→ **Work required**
Work out the number of lines in the listing that include the string "Dollar". Reply with that number alone.

Dataset excerpt:
------------------------------
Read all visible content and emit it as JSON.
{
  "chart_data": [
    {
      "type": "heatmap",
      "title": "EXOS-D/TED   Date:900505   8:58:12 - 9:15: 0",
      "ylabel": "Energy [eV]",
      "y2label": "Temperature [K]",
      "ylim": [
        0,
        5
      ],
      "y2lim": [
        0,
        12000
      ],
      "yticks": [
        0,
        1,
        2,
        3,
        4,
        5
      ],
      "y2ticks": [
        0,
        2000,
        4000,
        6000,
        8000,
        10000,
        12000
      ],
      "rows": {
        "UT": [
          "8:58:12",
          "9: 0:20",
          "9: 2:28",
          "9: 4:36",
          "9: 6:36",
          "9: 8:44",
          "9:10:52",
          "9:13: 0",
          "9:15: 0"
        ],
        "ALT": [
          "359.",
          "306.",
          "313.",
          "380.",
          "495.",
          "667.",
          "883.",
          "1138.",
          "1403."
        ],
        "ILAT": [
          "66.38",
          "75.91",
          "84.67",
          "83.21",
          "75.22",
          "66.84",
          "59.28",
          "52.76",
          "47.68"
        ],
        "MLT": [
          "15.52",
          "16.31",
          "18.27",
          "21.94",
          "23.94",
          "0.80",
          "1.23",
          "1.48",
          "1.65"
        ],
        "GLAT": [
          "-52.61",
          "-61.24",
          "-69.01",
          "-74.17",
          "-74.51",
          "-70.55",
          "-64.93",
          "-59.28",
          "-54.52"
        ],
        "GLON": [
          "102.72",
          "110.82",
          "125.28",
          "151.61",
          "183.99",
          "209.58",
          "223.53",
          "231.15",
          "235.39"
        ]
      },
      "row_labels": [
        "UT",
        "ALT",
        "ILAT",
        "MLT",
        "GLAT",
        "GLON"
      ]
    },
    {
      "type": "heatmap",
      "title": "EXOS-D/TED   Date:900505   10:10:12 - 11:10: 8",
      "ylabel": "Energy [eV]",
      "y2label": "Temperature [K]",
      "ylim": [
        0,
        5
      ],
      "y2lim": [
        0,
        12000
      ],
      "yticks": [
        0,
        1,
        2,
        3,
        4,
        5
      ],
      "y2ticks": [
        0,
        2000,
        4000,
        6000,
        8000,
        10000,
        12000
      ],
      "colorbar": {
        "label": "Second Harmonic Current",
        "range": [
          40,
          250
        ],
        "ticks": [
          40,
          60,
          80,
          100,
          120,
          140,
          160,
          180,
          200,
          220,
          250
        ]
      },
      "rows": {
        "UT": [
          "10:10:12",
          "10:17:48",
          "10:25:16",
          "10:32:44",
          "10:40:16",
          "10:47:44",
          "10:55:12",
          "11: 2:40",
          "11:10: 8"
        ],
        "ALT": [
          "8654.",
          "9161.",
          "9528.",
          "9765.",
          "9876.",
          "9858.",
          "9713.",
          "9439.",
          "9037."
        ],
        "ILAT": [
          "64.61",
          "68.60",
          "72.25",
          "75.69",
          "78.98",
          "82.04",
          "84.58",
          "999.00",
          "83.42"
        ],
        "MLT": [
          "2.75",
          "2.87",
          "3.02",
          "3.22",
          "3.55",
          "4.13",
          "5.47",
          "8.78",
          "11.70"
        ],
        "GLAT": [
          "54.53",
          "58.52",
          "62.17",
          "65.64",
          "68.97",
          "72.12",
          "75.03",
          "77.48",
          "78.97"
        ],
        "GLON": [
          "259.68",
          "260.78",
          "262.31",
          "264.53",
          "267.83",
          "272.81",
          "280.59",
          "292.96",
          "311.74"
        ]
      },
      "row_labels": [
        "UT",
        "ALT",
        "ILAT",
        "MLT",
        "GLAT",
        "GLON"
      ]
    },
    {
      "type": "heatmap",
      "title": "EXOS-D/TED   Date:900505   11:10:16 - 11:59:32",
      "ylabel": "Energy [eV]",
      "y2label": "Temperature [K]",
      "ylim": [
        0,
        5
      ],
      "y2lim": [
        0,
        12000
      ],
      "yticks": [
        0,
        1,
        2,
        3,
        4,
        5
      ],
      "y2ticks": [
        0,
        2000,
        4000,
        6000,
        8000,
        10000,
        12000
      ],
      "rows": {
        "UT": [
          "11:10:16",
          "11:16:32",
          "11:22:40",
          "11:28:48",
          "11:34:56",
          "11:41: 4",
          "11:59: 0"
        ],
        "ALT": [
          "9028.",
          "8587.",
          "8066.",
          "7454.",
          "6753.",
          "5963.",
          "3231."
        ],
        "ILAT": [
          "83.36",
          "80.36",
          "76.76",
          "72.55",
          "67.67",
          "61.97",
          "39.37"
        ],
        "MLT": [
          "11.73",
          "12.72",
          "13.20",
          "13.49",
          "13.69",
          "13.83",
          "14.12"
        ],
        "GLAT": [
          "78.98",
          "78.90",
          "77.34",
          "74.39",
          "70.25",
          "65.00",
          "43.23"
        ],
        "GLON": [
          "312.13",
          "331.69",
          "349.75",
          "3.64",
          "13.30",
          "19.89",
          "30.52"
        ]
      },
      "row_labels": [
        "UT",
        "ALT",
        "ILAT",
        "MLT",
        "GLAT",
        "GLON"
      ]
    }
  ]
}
------------------------------
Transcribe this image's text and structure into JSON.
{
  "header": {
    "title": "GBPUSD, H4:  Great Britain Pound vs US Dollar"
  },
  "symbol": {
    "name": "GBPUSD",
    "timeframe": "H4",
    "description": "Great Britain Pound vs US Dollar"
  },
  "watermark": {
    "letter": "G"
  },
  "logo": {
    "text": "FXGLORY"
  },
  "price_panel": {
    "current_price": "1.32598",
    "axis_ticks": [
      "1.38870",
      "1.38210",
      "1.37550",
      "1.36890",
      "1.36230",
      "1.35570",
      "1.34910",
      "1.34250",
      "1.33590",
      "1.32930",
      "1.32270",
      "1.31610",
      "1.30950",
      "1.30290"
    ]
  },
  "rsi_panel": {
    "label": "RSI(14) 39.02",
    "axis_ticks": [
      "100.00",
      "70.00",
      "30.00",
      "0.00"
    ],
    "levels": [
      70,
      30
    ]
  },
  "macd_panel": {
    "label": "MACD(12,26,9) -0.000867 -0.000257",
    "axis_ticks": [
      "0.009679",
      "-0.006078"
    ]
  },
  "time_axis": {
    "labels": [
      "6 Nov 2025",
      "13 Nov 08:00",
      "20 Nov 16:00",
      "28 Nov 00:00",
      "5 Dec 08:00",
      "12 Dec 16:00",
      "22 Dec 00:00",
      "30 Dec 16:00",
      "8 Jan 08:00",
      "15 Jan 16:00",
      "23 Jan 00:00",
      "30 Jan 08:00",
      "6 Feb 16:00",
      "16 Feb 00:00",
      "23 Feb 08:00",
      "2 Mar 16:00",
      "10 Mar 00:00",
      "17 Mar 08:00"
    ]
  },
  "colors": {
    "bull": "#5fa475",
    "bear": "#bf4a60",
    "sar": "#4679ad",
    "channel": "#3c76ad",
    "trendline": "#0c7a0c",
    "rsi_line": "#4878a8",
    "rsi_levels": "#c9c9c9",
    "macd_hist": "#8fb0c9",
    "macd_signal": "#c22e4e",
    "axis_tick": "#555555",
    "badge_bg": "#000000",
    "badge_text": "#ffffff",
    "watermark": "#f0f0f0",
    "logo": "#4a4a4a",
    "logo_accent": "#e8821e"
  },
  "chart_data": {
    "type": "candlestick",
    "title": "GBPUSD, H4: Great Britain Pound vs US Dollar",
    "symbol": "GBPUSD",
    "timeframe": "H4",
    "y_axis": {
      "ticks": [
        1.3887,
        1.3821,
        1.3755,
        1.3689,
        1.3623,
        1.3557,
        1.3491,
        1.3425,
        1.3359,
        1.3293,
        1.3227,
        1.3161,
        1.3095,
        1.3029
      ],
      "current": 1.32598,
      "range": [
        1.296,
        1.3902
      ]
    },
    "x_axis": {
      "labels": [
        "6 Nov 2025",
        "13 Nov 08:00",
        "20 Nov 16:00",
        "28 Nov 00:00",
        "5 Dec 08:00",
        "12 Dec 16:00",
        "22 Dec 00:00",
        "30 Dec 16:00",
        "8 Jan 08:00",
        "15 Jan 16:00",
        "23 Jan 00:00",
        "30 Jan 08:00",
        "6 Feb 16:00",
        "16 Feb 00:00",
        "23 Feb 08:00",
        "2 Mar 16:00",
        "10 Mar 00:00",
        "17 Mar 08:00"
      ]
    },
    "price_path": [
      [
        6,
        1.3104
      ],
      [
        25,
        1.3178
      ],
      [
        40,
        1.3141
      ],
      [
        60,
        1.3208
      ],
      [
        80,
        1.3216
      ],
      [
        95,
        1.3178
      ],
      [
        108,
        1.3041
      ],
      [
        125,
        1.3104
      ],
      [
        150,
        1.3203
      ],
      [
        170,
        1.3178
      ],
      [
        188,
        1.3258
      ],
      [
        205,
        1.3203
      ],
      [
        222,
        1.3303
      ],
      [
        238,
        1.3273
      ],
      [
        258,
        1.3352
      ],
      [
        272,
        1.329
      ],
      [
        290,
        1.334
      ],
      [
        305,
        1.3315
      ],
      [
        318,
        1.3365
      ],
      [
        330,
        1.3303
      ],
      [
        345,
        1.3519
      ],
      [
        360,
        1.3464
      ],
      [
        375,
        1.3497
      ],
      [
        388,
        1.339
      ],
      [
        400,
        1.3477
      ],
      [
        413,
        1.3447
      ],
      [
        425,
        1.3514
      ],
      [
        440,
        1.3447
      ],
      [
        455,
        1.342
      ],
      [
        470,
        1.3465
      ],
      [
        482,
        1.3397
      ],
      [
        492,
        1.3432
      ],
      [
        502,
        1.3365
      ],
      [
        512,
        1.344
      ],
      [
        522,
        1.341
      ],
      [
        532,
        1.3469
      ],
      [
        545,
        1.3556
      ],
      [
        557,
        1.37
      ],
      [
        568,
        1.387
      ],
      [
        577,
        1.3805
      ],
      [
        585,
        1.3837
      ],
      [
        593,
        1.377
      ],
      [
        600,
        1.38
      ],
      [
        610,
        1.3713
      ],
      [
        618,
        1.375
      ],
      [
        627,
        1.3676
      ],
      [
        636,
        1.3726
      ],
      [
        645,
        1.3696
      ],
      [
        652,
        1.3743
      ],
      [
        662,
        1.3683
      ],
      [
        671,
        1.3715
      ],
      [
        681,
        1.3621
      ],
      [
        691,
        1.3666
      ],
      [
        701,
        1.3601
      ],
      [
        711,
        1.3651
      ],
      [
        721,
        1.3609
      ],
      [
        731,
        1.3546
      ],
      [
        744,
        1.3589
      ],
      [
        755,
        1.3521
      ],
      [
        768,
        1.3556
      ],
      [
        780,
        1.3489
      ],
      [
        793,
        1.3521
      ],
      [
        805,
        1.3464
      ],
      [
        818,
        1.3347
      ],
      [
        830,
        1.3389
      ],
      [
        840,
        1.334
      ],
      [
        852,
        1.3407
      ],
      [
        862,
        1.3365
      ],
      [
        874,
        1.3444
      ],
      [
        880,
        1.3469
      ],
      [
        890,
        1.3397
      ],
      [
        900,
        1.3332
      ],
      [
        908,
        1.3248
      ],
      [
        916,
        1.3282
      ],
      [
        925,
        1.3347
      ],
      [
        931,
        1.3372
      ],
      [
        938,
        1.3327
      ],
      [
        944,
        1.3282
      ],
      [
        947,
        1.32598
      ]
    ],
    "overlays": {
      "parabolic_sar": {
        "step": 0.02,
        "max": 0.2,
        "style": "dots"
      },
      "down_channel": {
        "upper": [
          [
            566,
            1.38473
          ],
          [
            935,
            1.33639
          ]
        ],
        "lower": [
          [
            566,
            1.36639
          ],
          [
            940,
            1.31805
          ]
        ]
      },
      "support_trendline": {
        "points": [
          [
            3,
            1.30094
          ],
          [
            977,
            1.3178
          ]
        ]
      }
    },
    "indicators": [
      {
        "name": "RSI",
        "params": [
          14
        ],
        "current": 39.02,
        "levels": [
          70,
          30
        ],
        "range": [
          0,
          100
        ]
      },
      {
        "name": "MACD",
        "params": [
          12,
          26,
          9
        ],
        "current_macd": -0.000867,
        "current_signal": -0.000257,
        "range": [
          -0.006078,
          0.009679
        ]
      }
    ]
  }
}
------------------------------
→ **Final result**
3